I would like every line of the records below that contains the word "Positivity" copied.

(Page transcription entries)
#####

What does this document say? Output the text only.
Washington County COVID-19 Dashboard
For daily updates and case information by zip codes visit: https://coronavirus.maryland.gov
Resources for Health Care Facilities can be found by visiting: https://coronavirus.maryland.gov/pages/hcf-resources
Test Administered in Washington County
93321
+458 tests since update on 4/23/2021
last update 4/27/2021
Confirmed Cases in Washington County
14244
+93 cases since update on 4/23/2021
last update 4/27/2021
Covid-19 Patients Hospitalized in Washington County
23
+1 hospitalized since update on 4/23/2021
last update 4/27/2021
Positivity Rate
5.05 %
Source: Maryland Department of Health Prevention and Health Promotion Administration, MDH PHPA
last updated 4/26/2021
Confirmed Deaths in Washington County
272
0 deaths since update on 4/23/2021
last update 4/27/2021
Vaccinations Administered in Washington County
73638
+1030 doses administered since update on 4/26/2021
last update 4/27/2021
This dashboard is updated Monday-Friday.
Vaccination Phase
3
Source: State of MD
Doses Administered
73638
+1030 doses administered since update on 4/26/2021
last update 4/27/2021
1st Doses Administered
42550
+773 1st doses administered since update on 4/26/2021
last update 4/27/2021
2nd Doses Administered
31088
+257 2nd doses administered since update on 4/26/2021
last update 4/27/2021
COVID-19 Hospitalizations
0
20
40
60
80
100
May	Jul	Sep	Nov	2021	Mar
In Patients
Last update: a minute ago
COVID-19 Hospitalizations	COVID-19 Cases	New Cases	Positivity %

#####

**RESULT**.
Positivity Rate
COVID-19 Hospitalizations	COVID-19 Cases	New Cases	Positivity %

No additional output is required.